> **Selected passage**

((

Amid Test Prep, Time Found For Art
by Melissa Bailey | Apr 13, 2012 7:44 am
Posted to: Schools, School Reform
Arts leaders who fear that testing is squeezing out creative learning may find some hope in an after-school program in the Hill—and the reaction of one 4th-grader who refused to leave the classroom.
Elena Brennan (at left in photo) was one of 11 students who stayed after-hours at the Roberto Clemente Leadership Academy last week to take part in an arts program run by a local not-for-profit called Arte, Inc. When her mom showed up 40 minutes early to pick her up, Elena refused to go—she was having too much fun penciling in the eyes on a self-portrait in the style of Chuck Close.
The art session at the K-8 public school at 360 Columbus Ave. came on the heels of a discussion two weeks ago among 200 artists and arts convened at the Congregation Mishkan Israel. The group raised concerns that standardized tests dominate more and more classroom time and drain arts funding in the era of school reform, hurting kids’ chances to learn about the arts and grow into well-rounded adults. (Click here for a story about a larger after-school arts program getting underway at Science Park.)

))

List every person named in the article about after-school art amid test prep. The lines after this point aren't needed for anything here.

> **Provided records**
((

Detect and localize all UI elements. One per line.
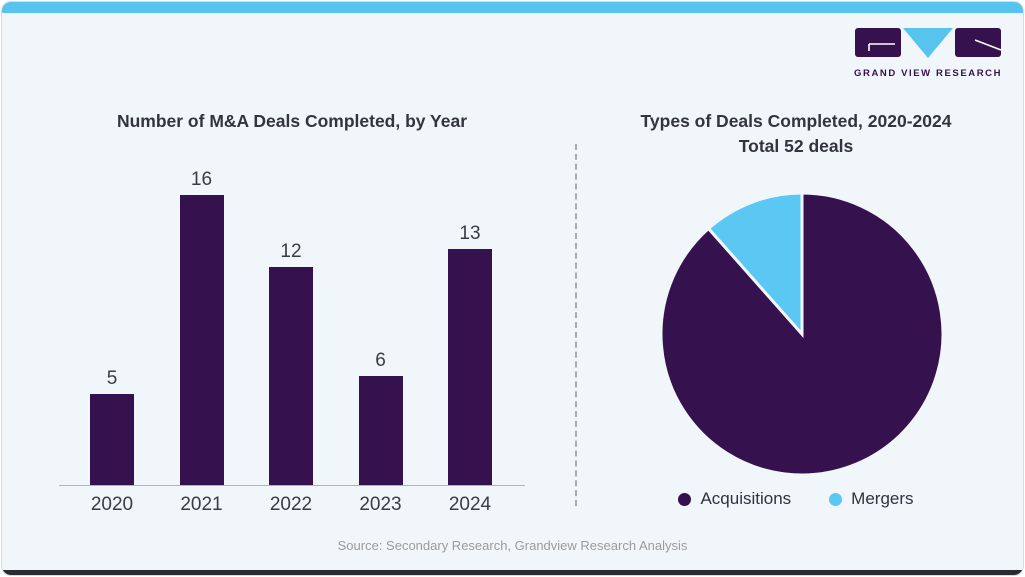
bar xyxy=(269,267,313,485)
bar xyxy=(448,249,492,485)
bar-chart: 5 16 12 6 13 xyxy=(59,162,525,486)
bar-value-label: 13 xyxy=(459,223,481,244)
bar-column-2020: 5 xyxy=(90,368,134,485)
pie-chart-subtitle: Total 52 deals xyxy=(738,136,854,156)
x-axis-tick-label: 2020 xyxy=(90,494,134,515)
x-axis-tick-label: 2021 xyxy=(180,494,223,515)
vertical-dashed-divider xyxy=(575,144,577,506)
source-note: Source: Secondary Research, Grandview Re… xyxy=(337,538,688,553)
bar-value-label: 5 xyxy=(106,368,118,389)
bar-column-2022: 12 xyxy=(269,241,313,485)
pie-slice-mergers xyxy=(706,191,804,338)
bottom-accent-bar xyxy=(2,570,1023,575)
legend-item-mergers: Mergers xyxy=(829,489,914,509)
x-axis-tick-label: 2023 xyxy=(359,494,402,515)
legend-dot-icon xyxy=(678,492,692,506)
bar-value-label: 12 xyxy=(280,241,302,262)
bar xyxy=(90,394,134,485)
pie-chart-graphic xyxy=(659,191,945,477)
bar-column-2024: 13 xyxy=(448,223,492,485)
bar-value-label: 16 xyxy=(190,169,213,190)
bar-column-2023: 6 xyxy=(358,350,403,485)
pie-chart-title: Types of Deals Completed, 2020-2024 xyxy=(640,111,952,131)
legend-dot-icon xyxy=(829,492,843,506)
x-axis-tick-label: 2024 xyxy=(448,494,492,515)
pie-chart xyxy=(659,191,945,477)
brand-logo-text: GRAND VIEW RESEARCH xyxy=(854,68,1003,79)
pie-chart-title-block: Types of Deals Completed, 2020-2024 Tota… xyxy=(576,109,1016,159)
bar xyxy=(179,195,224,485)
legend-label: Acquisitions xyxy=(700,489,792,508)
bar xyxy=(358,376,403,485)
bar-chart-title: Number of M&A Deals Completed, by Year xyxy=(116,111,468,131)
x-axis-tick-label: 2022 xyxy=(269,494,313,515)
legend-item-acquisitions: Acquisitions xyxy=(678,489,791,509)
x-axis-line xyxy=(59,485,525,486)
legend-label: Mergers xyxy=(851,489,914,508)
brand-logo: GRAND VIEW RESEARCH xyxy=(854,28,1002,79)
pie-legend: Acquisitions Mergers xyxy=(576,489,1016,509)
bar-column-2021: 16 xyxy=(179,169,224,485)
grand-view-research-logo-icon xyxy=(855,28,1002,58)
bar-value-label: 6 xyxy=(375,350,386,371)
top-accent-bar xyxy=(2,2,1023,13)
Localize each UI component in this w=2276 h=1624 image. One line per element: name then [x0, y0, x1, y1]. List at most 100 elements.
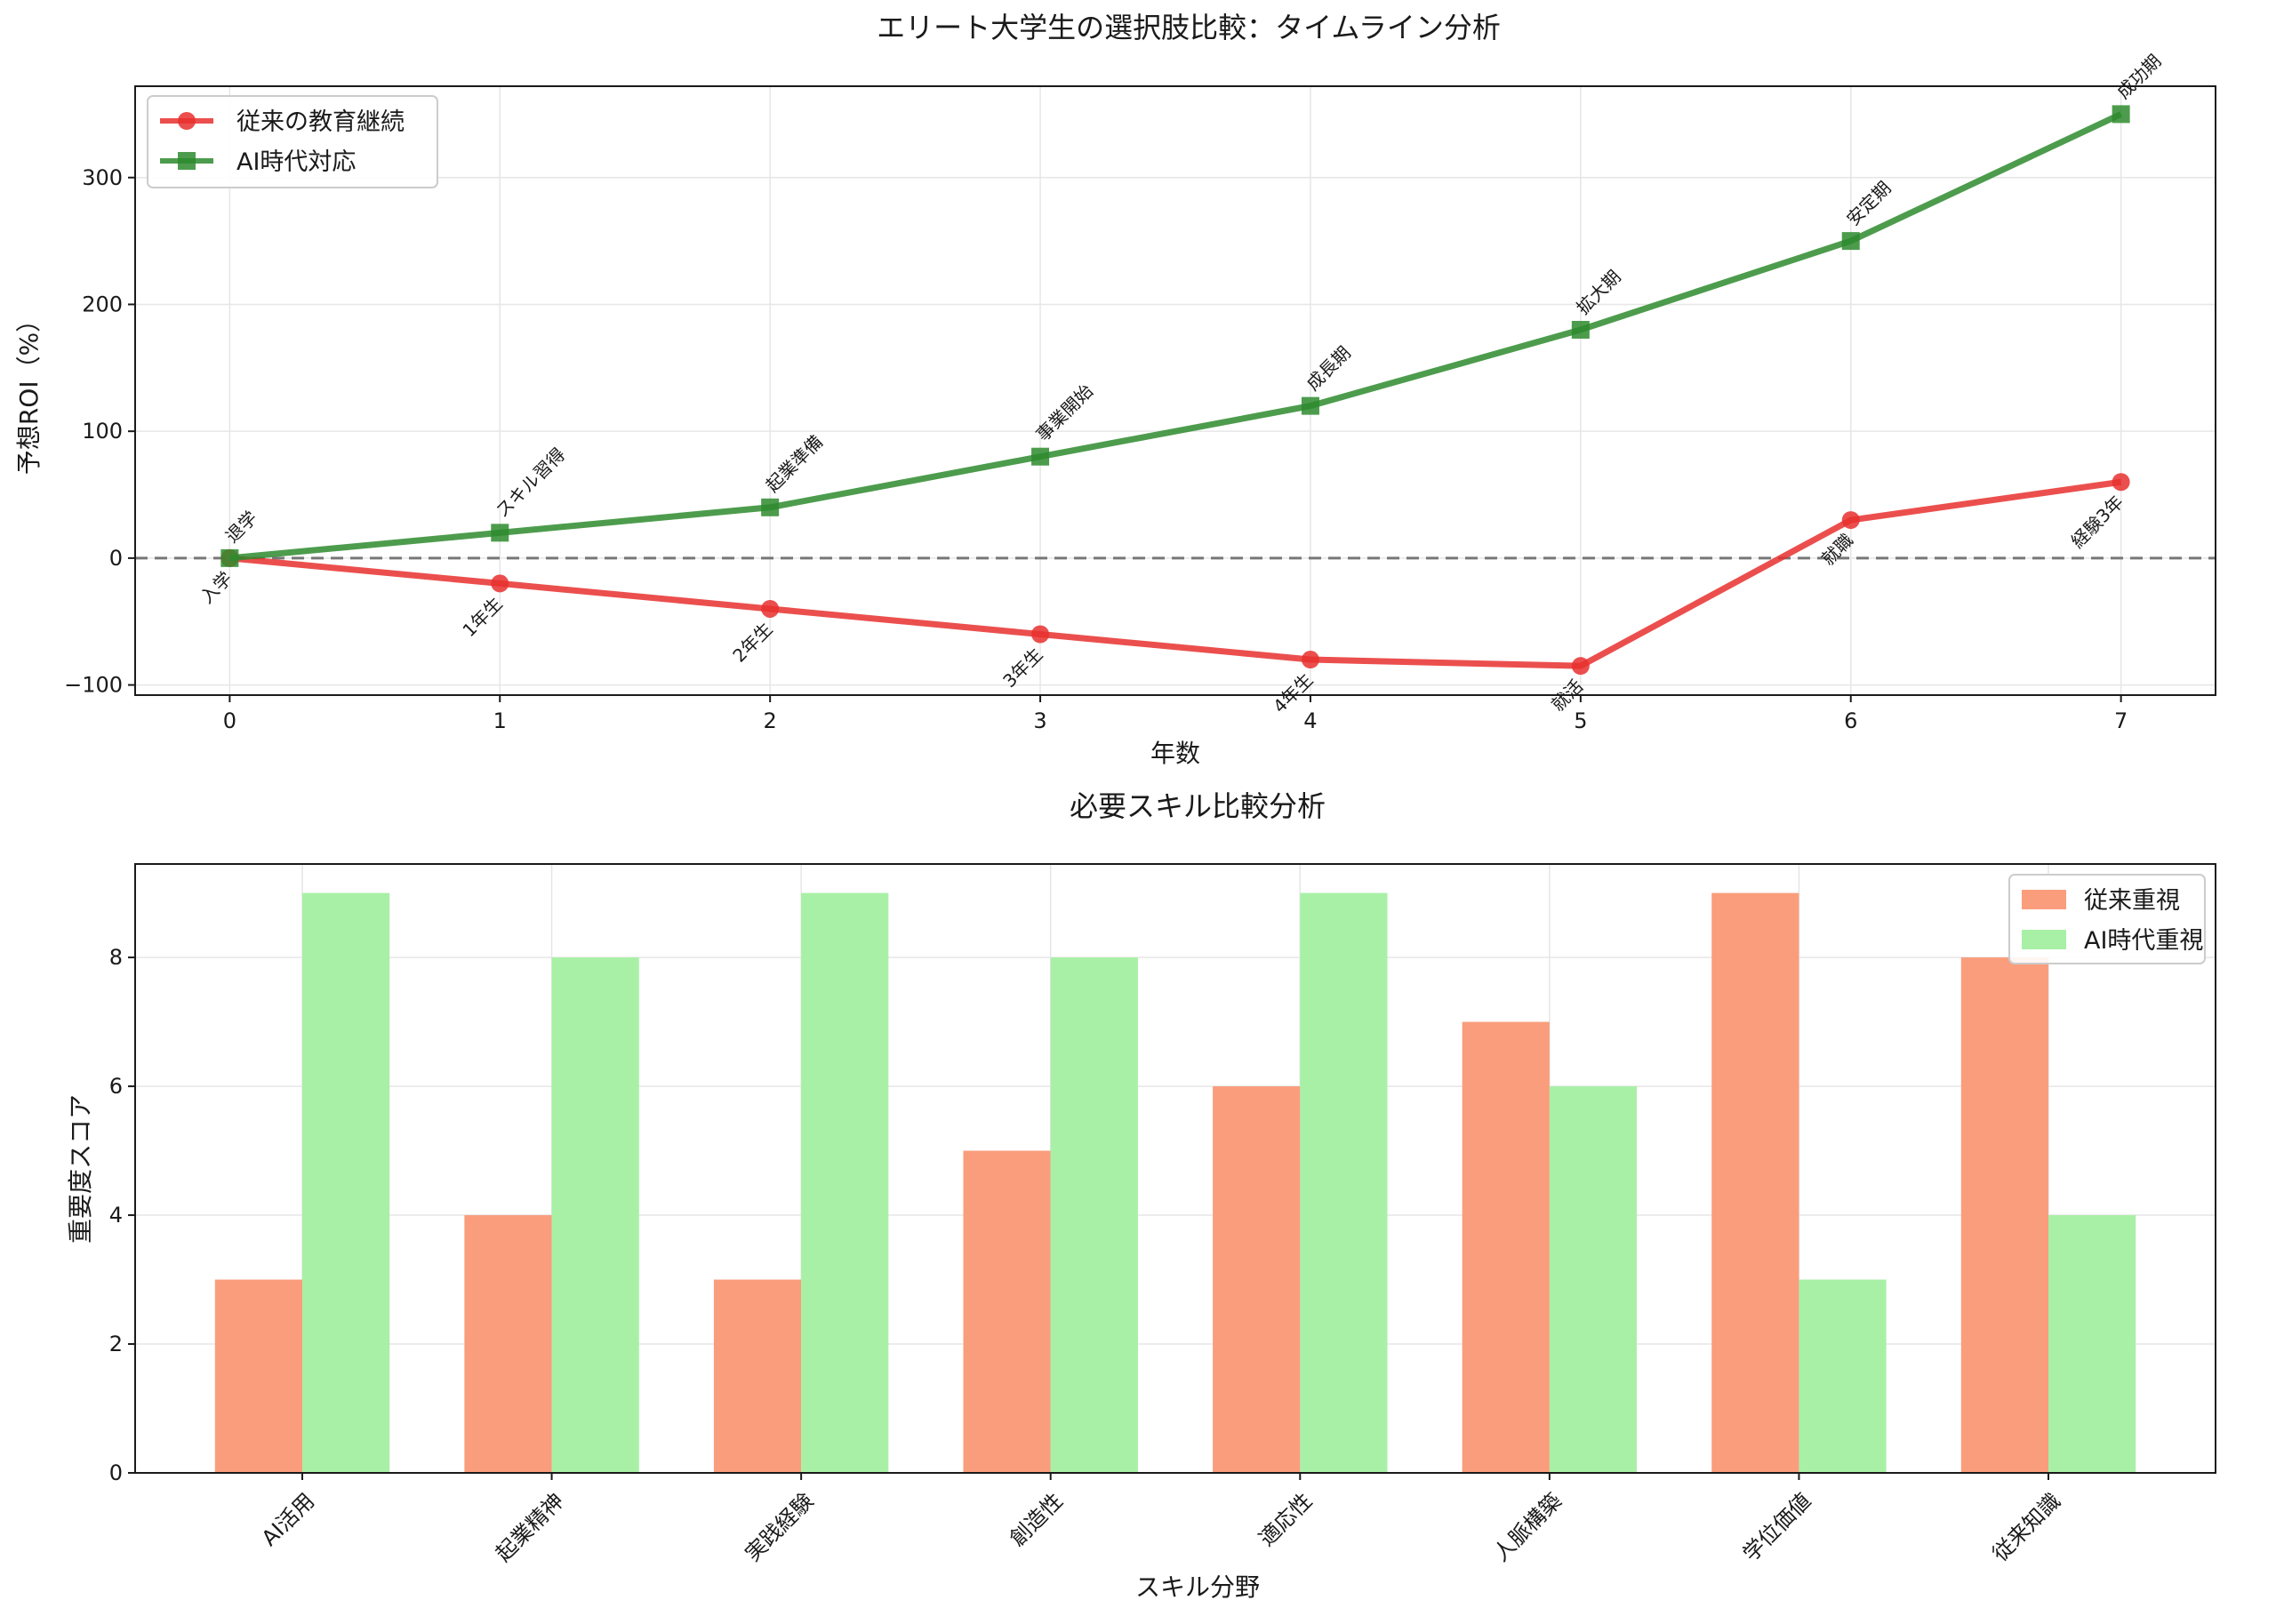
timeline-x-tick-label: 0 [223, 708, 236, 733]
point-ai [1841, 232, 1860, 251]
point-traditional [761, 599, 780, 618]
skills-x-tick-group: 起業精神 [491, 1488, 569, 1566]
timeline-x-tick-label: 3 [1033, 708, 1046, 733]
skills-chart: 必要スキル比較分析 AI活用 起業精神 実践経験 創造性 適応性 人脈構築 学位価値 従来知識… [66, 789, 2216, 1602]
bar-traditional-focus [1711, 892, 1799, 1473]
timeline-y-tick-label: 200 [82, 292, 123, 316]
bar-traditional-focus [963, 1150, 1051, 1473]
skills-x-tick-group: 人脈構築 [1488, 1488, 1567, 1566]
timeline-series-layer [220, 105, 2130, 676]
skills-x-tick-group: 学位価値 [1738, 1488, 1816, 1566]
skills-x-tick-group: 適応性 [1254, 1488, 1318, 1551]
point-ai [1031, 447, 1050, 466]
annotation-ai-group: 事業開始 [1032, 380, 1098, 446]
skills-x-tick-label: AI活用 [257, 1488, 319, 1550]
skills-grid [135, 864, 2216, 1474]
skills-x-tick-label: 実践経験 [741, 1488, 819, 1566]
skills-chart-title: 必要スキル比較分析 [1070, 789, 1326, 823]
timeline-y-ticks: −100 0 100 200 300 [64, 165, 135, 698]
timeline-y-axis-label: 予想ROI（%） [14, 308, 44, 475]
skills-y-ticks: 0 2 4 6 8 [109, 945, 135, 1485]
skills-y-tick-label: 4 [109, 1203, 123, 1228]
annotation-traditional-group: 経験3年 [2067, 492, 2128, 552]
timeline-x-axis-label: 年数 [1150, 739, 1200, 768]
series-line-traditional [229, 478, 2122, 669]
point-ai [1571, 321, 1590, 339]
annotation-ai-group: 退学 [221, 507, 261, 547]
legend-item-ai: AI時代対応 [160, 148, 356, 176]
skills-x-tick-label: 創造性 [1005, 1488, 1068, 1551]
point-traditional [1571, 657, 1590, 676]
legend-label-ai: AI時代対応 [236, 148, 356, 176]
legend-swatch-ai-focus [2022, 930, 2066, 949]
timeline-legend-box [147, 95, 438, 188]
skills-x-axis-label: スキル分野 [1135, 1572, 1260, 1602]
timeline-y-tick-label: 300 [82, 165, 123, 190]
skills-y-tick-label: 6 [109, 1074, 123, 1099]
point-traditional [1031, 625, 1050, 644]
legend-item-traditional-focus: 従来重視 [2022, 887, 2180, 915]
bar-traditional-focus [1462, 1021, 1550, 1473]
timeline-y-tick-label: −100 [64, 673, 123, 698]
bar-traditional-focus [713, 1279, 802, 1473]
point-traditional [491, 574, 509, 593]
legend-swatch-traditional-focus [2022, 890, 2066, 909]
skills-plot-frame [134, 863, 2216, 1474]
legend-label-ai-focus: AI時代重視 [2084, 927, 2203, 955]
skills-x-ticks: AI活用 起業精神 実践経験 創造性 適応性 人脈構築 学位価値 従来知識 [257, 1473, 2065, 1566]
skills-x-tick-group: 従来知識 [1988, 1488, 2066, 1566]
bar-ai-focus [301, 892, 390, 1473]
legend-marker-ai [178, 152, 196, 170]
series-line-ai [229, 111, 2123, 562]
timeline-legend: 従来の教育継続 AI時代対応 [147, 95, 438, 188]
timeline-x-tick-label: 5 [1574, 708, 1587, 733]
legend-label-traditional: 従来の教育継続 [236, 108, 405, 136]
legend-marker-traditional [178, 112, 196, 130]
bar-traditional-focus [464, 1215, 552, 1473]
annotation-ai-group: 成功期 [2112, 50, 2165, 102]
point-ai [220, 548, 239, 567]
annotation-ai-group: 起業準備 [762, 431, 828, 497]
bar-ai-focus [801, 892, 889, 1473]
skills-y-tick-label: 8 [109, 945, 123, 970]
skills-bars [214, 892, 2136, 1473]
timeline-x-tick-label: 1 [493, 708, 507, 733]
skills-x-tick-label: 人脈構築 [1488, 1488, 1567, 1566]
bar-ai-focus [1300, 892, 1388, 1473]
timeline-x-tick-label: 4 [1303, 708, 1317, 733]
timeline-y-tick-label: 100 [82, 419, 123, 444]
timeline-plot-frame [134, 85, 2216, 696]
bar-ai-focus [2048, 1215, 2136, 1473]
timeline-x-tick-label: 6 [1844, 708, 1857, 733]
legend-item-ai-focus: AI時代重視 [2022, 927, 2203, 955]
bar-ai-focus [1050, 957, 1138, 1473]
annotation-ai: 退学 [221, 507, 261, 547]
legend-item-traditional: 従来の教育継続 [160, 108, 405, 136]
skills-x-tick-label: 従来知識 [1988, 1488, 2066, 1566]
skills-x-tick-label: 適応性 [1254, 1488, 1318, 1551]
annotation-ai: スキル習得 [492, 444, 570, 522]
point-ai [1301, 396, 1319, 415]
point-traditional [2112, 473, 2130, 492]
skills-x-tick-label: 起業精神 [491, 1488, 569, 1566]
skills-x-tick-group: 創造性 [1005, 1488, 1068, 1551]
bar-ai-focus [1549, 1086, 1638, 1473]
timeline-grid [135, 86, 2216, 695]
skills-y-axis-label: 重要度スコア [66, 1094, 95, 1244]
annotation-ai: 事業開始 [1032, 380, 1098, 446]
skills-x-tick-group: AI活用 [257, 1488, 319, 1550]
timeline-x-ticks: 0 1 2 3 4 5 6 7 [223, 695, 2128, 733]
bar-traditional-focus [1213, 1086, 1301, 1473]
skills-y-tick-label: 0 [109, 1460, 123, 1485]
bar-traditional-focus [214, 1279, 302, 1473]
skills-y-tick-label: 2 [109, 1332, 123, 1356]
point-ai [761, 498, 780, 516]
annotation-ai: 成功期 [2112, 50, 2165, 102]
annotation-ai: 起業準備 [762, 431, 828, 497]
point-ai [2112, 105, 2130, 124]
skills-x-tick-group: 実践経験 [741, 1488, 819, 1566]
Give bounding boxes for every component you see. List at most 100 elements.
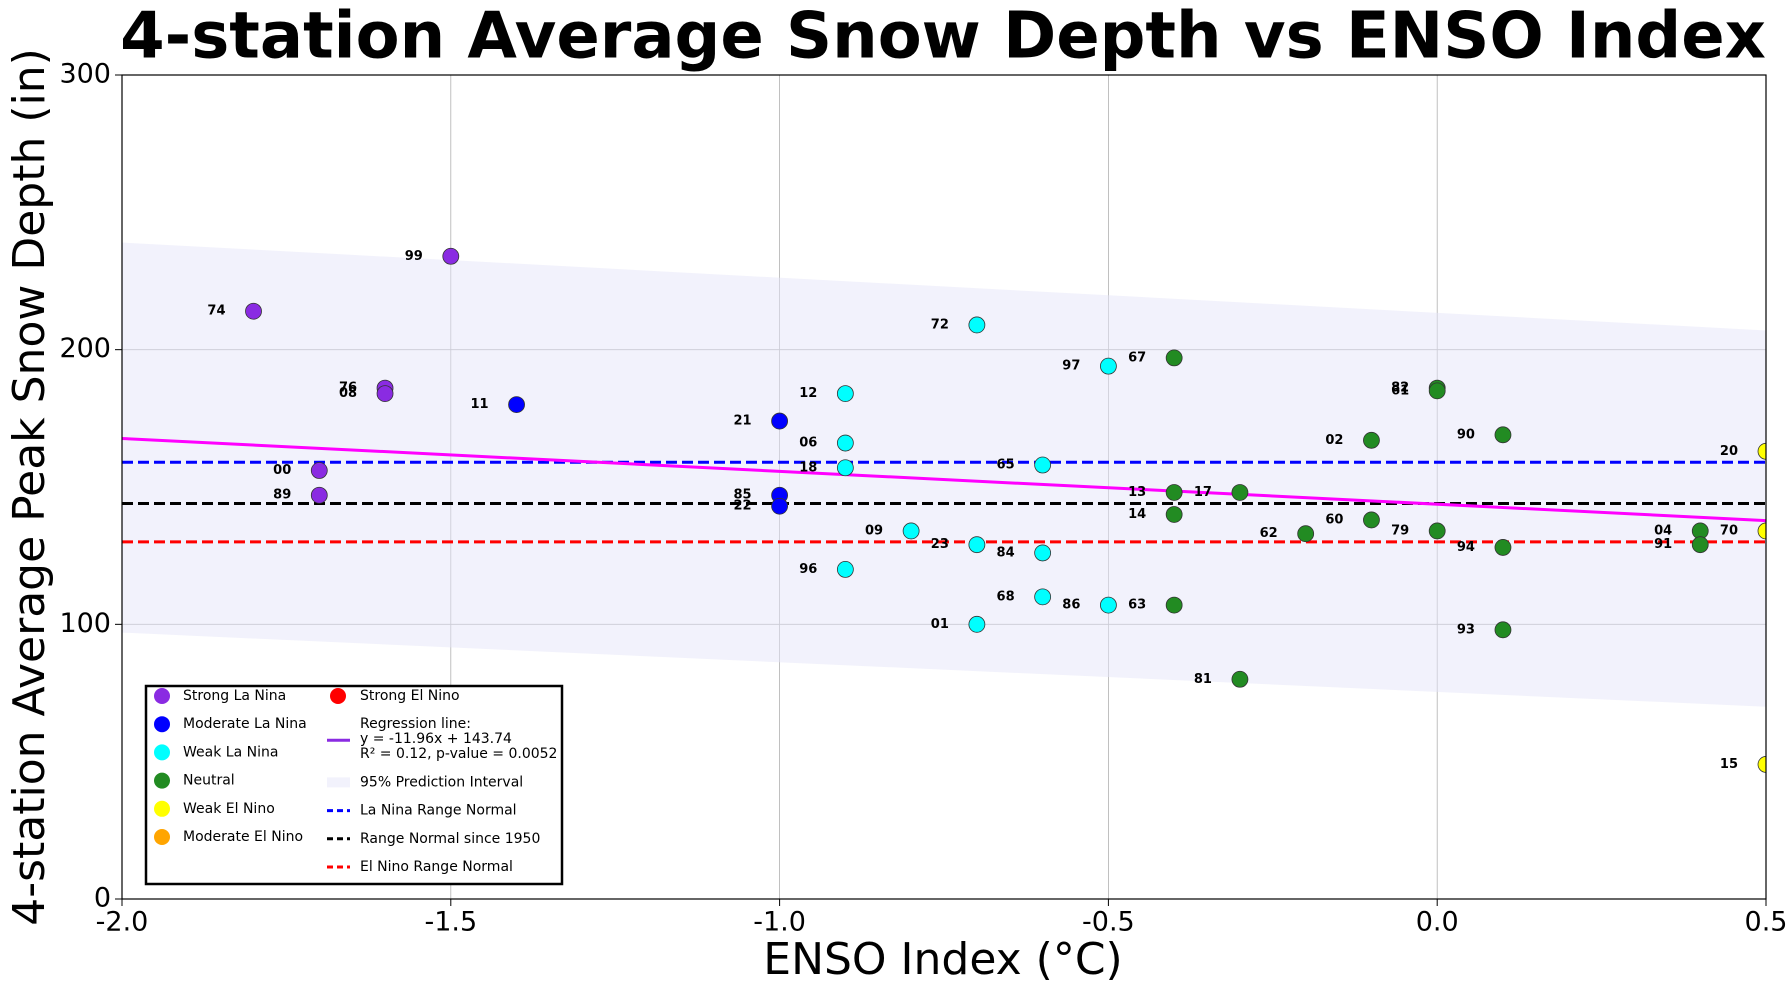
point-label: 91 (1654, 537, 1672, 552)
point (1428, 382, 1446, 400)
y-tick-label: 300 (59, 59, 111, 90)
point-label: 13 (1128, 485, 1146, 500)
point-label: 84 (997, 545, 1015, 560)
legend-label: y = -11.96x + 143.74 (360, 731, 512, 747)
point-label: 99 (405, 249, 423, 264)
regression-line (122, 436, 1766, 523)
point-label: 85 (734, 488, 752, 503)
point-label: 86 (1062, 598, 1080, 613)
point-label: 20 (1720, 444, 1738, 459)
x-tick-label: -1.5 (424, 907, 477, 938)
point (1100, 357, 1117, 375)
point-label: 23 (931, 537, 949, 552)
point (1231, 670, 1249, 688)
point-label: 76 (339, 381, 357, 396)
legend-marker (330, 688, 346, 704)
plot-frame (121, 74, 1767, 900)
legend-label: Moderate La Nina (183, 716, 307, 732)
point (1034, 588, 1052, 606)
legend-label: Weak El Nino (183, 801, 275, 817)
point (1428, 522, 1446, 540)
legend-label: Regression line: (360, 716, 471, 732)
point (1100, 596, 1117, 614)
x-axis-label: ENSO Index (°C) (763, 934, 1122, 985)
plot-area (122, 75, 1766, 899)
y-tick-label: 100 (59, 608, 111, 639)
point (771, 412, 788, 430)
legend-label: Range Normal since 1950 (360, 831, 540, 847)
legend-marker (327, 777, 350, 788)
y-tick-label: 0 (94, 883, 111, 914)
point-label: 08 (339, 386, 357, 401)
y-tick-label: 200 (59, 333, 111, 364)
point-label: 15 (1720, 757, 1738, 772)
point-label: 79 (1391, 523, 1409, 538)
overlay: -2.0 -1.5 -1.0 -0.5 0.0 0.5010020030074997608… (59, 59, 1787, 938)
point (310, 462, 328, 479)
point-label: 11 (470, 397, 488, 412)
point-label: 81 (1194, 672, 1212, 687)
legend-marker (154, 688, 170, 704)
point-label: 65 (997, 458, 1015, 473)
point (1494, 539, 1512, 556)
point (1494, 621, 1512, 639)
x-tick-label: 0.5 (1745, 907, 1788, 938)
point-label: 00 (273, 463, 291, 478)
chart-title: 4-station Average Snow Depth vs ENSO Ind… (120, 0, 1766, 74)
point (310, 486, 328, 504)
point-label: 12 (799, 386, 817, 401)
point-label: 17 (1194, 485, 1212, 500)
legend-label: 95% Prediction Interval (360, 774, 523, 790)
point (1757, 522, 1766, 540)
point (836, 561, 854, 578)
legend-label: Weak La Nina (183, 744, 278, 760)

))

> **Task answer**
Melissa Bailey, Elena Brennan, Chuck Close